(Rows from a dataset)

----------

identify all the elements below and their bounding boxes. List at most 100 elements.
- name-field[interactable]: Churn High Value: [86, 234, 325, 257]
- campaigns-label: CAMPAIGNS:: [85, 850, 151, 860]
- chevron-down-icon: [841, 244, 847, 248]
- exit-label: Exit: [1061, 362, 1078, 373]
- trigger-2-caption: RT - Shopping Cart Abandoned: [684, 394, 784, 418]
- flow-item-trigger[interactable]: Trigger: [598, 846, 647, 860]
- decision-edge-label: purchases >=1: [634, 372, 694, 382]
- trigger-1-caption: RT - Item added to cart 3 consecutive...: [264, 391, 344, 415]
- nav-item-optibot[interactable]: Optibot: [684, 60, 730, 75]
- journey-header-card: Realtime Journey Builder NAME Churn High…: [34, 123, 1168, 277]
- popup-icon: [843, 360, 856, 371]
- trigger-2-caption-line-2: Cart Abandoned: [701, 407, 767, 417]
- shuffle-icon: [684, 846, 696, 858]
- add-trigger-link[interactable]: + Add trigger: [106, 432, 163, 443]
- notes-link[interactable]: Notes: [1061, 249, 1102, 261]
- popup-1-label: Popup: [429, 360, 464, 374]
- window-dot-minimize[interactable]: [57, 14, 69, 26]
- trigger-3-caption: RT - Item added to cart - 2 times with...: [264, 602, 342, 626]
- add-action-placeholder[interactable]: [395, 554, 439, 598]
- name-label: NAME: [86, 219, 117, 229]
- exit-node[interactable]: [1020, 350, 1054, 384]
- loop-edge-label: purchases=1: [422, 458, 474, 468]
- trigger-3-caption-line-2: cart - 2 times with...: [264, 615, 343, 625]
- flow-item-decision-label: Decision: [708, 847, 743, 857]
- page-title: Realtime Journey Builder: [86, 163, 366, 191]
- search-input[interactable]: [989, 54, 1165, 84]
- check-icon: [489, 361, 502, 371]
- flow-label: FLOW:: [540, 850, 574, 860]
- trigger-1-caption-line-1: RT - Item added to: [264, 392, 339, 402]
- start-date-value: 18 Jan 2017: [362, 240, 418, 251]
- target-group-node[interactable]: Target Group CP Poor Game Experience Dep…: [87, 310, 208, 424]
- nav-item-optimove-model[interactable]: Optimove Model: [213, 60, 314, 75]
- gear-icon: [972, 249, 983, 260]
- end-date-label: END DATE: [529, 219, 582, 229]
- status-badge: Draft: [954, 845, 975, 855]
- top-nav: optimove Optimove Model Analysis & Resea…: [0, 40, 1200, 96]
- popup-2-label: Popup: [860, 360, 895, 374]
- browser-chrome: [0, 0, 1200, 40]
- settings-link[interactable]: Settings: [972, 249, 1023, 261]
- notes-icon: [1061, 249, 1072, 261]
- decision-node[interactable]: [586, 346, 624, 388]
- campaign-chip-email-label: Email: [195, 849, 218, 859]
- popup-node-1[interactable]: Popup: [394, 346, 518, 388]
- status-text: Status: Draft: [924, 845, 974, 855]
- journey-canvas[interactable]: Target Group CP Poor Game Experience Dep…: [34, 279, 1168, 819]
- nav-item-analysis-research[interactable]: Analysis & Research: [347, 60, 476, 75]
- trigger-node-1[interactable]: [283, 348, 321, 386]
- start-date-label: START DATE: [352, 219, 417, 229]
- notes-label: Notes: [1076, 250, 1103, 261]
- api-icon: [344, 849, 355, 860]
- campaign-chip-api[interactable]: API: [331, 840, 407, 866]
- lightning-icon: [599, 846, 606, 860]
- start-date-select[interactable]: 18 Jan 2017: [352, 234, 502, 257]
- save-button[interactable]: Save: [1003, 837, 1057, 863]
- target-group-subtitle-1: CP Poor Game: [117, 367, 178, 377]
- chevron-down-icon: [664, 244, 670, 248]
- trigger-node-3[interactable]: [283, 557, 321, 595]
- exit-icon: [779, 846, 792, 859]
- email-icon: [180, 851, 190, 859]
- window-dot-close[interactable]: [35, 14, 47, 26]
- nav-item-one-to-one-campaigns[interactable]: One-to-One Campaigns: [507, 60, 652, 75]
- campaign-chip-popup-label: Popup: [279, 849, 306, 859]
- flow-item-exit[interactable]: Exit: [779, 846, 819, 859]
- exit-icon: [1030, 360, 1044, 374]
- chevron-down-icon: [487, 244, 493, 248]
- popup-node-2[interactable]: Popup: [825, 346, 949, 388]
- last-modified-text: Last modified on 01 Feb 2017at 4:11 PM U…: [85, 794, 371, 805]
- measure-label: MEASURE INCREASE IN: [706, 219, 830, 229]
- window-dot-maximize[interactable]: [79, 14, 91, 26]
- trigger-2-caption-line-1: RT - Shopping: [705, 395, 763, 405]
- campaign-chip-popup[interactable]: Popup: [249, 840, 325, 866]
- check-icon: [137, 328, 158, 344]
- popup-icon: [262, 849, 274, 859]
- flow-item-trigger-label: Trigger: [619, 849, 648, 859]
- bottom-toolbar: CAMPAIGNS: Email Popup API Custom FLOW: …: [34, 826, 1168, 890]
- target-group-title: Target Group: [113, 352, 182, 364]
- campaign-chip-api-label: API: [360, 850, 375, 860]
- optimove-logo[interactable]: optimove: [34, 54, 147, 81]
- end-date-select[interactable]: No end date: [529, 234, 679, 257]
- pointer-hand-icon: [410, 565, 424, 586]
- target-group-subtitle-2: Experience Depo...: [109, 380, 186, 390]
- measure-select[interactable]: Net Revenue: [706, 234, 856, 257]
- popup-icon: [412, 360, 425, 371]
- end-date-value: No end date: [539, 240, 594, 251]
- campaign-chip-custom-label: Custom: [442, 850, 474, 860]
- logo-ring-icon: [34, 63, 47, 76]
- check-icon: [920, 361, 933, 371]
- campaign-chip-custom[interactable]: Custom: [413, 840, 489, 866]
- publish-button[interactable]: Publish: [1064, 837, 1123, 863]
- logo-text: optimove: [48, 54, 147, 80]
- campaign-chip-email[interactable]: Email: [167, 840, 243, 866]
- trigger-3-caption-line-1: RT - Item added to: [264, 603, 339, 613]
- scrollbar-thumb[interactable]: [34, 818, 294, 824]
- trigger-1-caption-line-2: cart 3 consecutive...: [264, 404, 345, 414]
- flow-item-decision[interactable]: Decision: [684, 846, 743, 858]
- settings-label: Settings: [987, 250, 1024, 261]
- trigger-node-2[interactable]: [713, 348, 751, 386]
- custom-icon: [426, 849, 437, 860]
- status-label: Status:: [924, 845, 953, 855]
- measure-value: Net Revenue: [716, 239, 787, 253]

----------

• Written problem: Please output all of the material above again, line for line and without any changes.

• Complete response:
identify all the elements below and their bounding boxes. List at most 100 elements.
- name-field[interactable]: Churn High Value: [86, 234, 325, 257]
- campaigns-label: CAMPAIGNS:: [85, 850, 151, 860]
- chevron-down-icon: [841, 244, 847, 248]
- exit-label: Exit: [1061, 362, 1078, 373]
- trigger-2-caption: RT - Shopping Cart Abandoned: [684, 394, 784, 418]
- flow-item-trigger[interactable]: Trigger: [598, 846, 647, 860]
- decision-edge-label: purchases >=1: [634, 372, 694, 382]
- trigger-1-caption: RT - Item added to cart 3 consecutive...: [264, 391, 344, 415]
- nav-item-optibot[interactable]: Optibot: [684, 60, 730, 75]
- journey-header-card: Realtime Journey Builder NAME Churn High…: [34, 123, 1168, 277]
- popup-icon: [843, 360, 856, 371]
- trigger-2-caption-line-2: Cart Abandoned: [701, 407, 767, 417]
- shuffle-icon: [684, 846, 696, 858]
- add-trigger-link[interactable]: + Add trigger: [106, 432, 163, 443]
- notes-link[interactable]: Notes: [1061, 249, 1102, 261]
- popup-1-label: Popup: [429, 360, 464, 374]
- window-dot-minimize[interactable]: [57, 14, 69, 26]
- trigger-3-caption: RT - Item added to cart - 2 times with...: [264, 602, 342, 626]
- add-action-placeholder[interactable]: [395, 554, 439, 598]
- name-label: NAME: [86, 219, 117, 229]
- exit-node[interactable]: [1020, 350, 1054, 384]
- loop-edge-label: purchases=1: [422, 458, 474, 468]
- trigger-3-caption-line-2: cart - 2 times with...: [264, 615, 343, 625]
- flow-item-decision-label: Decision: [708, 847, 743, 857]
- page-title: Realtime Journey Builder: [86, 163, 366, 191]
- search-input[interactable]: [989, 54, 1165, 84]
- check-icon: [489, 361, 502, 371]
- flow-label: FLOW:: [540, 850, 574, 860]
- trigger-1-caption-line-1: RT - Item added to: [264, 392, 339, 402]
- start-date-value: 18 Jan 2017: [362, 240, 418, 251]
- target-group-node[interactable]: Target Group CP Poor Game Experience Dep…: [87, 310, 208, 424]
- nav-item-optimove-model[interactable]: Optimove Model: [213, 60, 314, 75]
- gear-icon: [972, 249, 983, 260]
- end-date-label: END DATE: [529, 219, 582, 229]
- status-badge: Draft: [954, 845, 975, 855]
- top-nav: optimove Optimove Model Analysis & Resea…: [0, 40, 1200, 96]
- popup-2-label: Popup: [860, 360, 895, 374]
- browser-chrome: [0, 0, 1200, 40]
- settings-link[interactable]: Settings: [972, 249, 1023, 261]
- notes-icon: [1061, 249, 1072, 261]
- decision-node[interactable]: [586, 346, 624, 388]
- campaign-chip-email-label: Email: [195, 849, 218, 859]
- popup-node-1[interactable]: Popup: [394, 346, 518, 388]
- status-text: Status: Draft: [924, 845, 974, 855]
- journey-canvas[interactable]: Target Group CP Poor Game Experience Dep…: [34, 279, 1168, 819]
- nav-item-analysis-research[interactable]: Analysis & Research: [347, 60, 476, 75]
- trigger-node-1[interactable]: [283, 348, 321, 386]
- start-date-label: START DATE: [352, 219, 417, 229]
- notes-label: Notes: [1076, 250, 1103, 261]
- api-icon: [344, 849, 355, 860]
- campaign-chip-api[interactable]: API: [331, 840, 407, 866]
- lightning-icon: [599, 846, 606, 860]
- start-date-select[interactable]: 18 Jan 2017: [352, 234, 502, 257]
- save-button[interactable]: Save: [1003, 837, 1057, 863]
- target-group-subtitle-1: CP Poor Game: [117, 367, 178, 377]
- chevron-down-icon: [664, 244, 670, 248]
- trigger-node-3[interactable]: [283, 557, 321, 595]
- exit-icon: [779, 846, 792, 859]
- email-icon: [180, 851, 190, 859]
- window-dot-close[interactable]: [35, 14, 47, 26]
- nav-item-one-to-one-campaigns[interactable]: One-to-One Campaigns: [507, 60, 652, 75]
- campaign-chip-popup-label: Popup: [279, 849, 306, 859]
- flow-item-exit[interactable]: Exit: [779, 846, 819, 859]
- exit-icon: [1030, 360, 1044, 374]
- chevron-down-icon: [487, 244, 493, 248]
- popup-node-2[interactable]: Popup: [825, 346, 949, 388]
- last-modified-text: Last modified on 01 Feb 2017at 4:11 PM U…: [85, 794, 371, 805]
- measure-label: MEASURE INCREASE IN: [706, 219, 830, 229]
- window-dot-maximize[interactable]: [79, 14, 91, 26]
- trigger-2-caption-line-1: RT - Shopping: [705, 395, 763, 405]
- campaign-chip-popup[interactable]: Popup: [249, 840, 325, 866]
- check-icon: [137, 328, 158, 344]
- popup-icon: [262, 849, 274, 859]
- flow-item-trigger-label: Trigger: [619, 849, 648, 859]
- bottom-toolbar: CAMPAIGNS: Email Popup API Custom FLOW: …: [34, 826, 1168, 890]
- target-group-title: Target Group: [113, 352, 182, 364]
- campaign-chip-api-label: API: [360, 850, 375, 860]
- optimove-logo[interactable]: optimove: [34, 54, 147, 81]
- end-date-select[interactable]: No end date: [529, 234, 679, 257]
- pointer-hand-icon: [410, 565, 424, 586]
- target-group-subtitle-2: Experience Depo...: [109, 380, 186, 390]
- measure-select[interactable]: Net Revenue: [706, 234, 856, 257]
- popup-icon: [412, 360, 425, 371]
- end-date-value: No end date: [539, 240, 594, 251]
- campaign-chip-custom-label: Custom: [442, 850, 474, 860]
- logo-ring-icon: [34, 63, 47, 76]
- check-icon: [920, 361, 933, 371]
- campaign-chip-custom[interactable]: Custom: [413, 840, 489, 866]
- publish-button[interactable]: Publish: [1064, 837, 1123, 863]
- logo-text: optimove: [48, 54, 147, 80]
- campaign-chip-email[interactable]: Email: [167, 840, 243, 866]
- trigger-3-caption-line-1: RT - Item added to: [264, 603, 339, 613]
- scrollbar-thumb[interactable]: [34, 818, 294, 824]
- trigger-1-caption-line-2: cart 3 consecutive...: [264, 404, 345, 414]
- flow-item-decision[interactable]: Decision: [684, 846, 743, 858]
- settings-label: Settings: [987, 250, 1024, 261]
- trigger-node-2[interactable]: [713, 348, 751, 386]
- custom-icon: [426, 849, 437, 860]
- status-label: Status:: [924, 845, 953, 855]
- measure-value: Net Revenue: [716, 239, 787, 253]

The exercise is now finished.